§ PROBLEM SET:
[1] Duplicate the portion of the passage on the Russian famine starting with "Ralph W. Barnes, Herald" and going on through "comments: (in part)".
[2] Decide whether each statement below agrees with the passage on the Russian famine, answering yes or no and quoting the words from the passage that settle it. (a) The appeal originally came from a cardinal in Vienna. (b) Ralph W. Barnes wrote for the New York Times. (c) Mr. Duranty's comment describes the harvest as poor.

﻿I have it from Commonweal as of Sept. 1, 1933 quoting New York Times (Duranty despatch) that “the Vatican wants to relieve millions of victims of the Russian famine” and that said despatch is “greeted with the same scorn and indignation that earlier met the news that German Nazis were collecting funds for starving German Volga colonists.” 
The appeal originally came from “Cardinal Innietzer, Vienna. 
(A little salt on that goes a long way.) 
Ralph W. Barnes, Herald Tribune, writes: “While there is no means of determining the death toll it is not unreasonable to believe that in tho Sovitt Union over the winter and spring as many as 1,000,000 persons, mostly peasants, died from causes due to malnutrition, including outright hunger. The actual figures may be in exetss of that.” 
Mr. Duranty implicitly supports this view and comments: (in part) 
“Kremlin had ruthlessly carried through the agrarian revolution of collective farming . . . but it now looks as if the revolution is complete because the harvest is really good.”

(Document structure recognition data)
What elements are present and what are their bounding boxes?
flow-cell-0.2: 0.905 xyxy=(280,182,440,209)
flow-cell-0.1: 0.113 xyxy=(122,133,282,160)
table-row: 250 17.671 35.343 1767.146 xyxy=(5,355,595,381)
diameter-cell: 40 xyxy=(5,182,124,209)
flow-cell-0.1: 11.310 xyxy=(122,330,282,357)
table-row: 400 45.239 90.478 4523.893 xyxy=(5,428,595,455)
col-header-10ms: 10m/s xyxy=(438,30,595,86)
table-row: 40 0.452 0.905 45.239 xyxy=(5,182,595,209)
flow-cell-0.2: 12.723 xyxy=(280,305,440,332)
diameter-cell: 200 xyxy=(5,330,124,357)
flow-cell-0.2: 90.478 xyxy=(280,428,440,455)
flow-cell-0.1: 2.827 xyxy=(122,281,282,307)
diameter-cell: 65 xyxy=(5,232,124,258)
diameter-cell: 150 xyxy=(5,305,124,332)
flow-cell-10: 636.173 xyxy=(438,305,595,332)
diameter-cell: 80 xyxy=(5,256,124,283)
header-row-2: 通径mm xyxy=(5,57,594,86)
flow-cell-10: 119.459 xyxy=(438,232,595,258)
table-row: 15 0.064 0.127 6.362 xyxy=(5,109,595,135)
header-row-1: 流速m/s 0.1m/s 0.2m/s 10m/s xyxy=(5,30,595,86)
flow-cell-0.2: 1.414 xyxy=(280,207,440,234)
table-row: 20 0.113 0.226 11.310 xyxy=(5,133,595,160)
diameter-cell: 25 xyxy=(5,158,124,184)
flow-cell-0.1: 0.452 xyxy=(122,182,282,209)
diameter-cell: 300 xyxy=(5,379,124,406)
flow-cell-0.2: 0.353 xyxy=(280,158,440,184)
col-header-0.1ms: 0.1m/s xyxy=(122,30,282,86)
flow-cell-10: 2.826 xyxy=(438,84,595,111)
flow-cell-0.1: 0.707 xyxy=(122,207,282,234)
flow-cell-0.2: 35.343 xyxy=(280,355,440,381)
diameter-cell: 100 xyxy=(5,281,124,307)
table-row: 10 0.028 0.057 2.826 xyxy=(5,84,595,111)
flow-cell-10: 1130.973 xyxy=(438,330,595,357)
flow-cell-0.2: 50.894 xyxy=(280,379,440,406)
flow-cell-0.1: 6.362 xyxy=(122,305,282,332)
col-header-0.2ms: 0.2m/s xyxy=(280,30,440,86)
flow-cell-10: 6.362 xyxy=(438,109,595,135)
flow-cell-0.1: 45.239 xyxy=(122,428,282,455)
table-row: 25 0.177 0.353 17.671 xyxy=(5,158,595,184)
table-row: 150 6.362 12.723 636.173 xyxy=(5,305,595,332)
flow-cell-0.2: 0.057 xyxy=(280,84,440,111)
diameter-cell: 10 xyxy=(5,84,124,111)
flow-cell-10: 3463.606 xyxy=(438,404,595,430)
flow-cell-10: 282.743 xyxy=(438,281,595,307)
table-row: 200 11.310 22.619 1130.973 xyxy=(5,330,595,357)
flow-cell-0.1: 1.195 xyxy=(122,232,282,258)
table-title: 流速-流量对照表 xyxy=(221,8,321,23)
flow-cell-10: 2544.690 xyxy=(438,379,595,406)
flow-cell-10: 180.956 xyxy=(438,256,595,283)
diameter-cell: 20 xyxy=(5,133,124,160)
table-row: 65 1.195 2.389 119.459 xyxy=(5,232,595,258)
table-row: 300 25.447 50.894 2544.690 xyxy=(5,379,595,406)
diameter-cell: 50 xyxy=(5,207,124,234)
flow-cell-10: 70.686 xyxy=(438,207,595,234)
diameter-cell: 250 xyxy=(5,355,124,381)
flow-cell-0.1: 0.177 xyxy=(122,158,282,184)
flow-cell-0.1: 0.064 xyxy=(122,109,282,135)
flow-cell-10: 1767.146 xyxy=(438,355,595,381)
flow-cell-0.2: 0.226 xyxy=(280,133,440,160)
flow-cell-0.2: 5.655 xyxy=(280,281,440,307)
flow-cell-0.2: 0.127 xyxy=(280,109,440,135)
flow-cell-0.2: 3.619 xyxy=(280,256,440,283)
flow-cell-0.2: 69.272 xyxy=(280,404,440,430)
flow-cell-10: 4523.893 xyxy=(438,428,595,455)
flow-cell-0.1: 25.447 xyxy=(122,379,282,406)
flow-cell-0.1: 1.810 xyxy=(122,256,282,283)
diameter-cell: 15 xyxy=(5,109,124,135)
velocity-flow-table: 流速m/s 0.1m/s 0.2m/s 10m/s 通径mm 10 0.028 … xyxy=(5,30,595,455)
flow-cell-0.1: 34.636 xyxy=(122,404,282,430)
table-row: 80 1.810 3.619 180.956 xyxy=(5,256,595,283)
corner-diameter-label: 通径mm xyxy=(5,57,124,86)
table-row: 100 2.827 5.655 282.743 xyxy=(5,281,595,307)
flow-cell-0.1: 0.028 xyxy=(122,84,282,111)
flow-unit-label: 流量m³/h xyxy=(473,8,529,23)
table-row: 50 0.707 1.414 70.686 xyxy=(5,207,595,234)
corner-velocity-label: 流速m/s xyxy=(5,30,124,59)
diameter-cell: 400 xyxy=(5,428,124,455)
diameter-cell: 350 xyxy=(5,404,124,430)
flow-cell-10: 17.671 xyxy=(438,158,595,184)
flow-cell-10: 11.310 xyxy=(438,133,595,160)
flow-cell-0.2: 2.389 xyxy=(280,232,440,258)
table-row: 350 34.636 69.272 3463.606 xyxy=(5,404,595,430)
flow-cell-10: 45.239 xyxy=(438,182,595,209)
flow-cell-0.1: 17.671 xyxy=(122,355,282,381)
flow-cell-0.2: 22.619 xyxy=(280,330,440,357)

§ SOLUTIONS FOR EACH TASK:
[1]
Ralph W. Barnes, Herald Tribune, writes: “While there is no means of determining the death toll it is not unreasonable to believe that in tho Sovitt Union over the winter and spring as many as 1,000,000 persons, mostly peasants, died from causes due to malnutrition, including outright hunger. The actual figures may be in exetss of that.” 
Mr. Duranty implicitly supports this view and comments: (in part)

[2]
(a) Yes: "Cardinal Innietzer, Vienna"
(b) No: "Ralph W. Barnes, Herald Tribune"
(c) No: "the harvest is really good"